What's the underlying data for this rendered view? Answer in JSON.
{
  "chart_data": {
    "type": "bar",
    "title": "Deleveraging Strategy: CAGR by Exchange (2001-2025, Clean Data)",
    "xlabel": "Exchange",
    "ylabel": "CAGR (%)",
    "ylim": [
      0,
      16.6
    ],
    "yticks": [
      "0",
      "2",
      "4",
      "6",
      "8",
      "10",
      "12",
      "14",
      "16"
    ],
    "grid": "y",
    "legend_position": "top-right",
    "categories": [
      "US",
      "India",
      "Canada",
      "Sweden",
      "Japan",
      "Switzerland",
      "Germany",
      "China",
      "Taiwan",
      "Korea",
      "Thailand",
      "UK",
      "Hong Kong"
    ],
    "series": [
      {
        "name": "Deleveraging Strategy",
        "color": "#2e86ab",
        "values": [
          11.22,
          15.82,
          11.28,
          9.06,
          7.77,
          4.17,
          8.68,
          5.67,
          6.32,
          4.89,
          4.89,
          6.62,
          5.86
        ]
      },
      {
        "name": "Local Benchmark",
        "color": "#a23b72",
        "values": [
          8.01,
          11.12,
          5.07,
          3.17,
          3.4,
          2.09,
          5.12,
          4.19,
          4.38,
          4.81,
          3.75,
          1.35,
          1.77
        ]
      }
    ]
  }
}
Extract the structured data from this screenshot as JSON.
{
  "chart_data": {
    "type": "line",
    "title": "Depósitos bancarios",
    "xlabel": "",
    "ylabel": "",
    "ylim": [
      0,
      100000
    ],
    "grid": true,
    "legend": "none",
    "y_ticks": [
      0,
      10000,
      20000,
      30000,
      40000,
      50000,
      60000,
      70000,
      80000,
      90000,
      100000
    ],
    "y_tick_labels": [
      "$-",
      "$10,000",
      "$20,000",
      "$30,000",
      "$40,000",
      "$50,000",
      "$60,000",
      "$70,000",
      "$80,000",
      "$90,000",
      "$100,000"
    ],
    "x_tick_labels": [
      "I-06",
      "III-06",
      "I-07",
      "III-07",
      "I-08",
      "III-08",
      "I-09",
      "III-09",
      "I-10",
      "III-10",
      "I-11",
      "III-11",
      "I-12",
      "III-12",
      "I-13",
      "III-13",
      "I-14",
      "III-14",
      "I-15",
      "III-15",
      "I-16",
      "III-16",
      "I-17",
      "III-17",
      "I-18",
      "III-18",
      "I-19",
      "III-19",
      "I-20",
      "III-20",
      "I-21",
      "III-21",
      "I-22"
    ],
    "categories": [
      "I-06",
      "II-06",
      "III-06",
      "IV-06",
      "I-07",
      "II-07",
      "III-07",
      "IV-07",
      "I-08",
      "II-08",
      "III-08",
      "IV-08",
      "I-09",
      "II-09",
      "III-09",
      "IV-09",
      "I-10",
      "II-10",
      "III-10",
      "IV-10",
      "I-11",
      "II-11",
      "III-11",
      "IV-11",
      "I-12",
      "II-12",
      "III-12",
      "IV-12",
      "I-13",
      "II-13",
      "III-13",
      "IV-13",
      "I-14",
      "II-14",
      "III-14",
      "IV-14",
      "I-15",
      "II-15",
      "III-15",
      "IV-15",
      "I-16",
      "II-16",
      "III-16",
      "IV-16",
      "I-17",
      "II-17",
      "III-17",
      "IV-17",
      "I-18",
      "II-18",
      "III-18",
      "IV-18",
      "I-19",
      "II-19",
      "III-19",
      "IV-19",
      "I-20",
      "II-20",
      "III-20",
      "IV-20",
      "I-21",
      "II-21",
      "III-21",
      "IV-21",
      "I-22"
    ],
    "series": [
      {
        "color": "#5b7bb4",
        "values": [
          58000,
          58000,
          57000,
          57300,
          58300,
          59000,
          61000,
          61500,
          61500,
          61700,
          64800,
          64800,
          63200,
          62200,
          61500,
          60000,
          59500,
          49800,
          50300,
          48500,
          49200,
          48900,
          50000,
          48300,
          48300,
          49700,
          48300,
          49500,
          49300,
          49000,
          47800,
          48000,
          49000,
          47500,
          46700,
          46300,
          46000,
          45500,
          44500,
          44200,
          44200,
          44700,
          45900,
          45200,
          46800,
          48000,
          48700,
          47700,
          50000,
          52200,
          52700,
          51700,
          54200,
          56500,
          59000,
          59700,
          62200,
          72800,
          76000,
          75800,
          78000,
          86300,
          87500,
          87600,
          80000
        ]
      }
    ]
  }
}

...

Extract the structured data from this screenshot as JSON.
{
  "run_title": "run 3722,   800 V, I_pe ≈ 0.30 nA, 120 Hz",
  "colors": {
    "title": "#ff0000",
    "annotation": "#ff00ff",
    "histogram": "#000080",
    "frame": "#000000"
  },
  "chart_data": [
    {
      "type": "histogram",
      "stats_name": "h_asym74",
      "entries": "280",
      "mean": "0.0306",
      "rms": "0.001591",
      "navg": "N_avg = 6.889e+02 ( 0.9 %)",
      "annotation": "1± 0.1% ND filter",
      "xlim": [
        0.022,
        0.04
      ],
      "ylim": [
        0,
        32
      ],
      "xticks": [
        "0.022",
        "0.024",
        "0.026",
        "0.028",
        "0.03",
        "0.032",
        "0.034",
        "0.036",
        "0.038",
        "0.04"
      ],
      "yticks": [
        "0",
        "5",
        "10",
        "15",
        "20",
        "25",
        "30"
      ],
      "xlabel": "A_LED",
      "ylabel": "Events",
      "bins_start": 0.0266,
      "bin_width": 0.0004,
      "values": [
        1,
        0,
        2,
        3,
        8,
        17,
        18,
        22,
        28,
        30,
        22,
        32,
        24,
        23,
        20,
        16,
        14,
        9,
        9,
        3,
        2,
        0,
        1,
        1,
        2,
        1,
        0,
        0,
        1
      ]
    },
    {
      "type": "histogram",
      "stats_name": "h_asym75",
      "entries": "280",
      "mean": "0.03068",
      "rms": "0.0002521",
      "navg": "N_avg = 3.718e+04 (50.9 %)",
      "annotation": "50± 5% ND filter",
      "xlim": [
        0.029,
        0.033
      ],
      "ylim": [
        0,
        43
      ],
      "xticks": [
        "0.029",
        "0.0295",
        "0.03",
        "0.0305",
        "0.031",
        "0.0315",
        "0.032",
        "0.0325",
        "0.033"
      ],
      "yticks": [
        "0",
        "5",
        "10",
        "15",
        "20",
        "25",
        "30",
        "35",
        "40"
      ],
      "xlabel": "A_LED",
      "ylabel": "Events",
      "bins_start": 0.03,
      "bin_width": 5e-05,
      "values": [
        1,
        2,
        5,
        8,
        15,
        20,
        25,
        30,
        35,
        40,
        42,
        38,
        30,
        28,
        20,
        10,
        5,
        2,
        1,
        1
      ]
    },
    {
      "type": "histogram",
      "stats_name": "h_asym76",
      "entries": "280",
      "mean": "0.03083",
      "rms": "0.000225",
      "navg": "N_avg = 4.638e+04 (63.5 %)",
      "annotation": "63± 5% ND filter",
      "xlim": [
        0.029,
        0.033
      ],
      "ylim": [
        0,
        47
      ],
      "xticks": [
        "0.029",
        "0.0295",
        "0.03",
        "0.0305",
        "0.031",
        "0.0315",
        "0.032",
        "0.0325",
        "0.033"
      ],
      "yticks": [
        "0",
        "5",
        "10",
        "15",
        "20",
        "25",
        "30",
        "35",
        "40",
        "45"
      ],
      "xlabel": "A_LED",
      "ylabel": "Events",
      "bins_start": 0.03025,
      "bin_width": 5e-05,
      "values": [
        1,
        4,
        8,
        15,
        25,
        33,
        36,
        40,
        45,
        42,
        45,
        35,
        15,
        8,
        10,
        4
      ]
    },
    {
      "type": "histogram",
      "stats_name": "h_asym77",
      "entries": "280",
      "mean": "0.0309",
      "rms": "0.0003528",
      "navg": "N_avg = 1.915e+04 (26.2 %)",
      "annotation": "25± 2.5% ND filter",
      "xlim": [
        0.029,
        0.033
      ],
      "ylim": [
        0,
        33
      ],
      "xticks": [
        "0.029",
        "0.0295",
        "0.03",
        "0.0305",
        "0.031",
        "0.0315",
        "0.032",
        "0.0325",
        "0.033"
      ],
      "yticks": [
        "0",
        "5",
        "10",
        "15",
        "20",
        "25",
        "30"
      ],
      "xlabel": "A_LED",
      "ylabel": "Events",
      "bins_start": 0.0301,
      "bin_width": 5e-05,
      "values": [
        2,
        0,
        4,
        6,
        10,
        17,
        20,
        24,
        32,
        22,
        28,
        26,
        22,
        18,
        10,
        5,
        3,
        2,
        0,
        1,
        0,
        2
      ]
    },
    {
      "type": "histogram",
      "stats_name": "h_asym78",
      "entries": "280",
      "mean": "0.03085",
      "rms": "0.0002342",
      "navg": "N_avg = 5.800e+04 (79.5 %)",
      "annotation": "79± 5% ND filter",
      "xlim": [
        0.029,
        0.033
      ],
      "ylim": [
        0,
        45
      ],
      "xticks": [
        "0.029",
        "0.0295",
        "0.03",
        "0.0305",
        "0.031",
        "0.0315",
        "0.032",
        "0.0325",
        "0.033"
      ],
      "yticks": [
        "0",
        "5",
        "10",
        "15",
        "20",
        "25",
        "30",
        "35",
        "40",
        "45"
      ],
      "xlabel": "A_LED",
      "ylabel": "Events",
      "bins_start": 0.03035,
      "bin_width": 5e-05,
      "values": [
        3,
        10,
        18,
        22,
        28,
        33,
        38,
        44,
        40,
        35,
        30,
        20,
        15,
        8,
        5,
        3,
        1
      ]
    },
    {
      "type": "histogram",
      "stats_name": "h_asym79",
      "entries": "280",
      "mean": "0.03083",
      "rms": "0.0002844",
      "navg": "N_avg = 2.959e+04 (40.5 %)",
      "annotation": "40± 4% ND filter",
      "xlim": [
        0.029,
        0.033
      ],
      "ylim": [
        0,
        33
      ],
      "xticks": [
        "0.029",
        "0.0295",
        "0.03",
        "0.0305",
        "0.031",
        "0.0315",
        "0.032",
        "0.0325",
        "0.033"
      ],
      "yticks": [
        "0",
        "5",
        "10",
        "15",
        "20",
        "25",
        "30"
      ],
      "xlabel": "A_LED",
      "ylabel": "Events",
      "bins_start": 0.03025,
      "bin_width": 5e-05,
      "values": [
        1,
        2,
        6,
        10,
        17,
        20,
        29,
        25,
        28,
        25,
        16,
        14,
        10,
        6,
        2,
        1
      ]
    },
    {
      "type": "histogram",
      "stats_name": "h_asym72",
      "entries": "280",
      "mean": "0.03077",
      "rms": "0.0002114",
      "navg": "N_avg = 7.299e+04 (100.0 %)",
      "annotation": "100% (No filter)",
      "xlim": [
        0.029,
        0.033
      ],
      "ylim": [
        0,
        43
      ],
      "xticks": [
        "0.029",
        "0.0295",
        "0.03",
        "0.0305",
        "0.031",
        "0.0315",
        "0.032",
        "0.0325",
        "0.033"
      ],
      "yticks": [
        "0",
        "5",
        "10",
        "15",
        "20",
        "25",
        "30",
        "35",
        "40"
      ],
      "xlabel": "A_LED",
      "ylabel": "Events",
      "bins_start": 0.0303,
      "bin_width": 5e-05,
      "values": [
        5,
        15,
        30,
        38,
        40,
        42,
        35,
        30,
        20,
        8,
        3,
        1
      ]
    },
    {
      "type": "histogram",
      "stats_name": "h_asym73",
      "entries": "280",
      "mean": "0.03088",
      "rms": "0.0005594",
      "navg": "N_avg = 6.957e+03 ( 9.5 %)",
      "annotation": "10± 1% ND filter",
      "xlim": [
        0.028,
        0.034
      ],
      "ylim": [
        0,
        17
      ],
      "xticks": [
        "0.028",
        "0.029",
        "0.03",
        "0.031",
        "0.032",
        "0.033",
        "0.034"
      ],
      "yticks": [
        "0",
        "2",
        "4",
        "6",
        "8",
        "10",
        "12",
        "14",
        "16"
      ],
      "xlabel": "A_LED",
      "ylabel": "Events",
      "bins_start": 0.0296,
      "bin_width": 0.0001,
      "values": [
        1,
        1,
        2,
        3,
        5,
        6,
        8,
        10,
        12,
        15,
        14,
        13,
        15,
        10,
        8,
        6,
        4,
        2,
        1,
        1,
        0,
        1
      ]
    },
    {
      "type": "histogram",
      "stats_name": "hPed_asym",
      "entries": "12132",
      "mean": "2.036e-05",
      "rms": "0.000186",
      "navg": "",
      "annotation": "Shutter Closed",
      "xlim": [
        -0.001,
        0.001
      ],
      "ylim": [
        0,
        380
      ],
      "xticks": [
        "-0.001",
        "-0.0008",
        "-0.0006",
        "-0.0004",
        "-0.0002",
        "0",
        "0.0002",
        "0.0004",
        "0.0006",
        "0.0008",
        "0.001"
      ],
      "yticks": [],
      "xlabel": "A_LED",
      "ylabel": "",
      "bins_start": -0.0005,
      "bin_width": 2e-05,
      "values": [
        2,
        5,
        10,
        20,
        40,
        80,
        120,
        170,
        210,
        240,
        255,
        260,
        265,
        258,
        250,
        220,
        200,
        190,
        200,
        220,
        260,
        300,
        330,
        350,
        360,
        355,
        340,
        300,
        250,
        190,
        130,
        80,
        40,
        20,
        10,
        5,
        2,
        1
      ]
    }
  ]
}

■ AIM OF THE EXERCISE
From the listing above, copy every line that includes the word "navg".

■ RESPONSE TO THIS EXERCISE
      "navg": "N_avg = 6.889e+02 ( 0.9 %)",
      "navg": "N_avg = 3.718e+04 (50.9 %)",
      "navg": "N_avg = 4.638e+04 (63.5 %)",
      "navg": "N_avg = 1.915e+04 (26.2 %)",
      "navg": "N_avg = 5.800e+04 (79.5 %)",
      "navg": "N_avg = 2.959e+04 (40.5 %)",
      "navg": "N_avg = 7.299e+04 (100.0 %)",
      "navg": "N_avg = 6.957e+03 ( 9.5 %)",
      "navg": "",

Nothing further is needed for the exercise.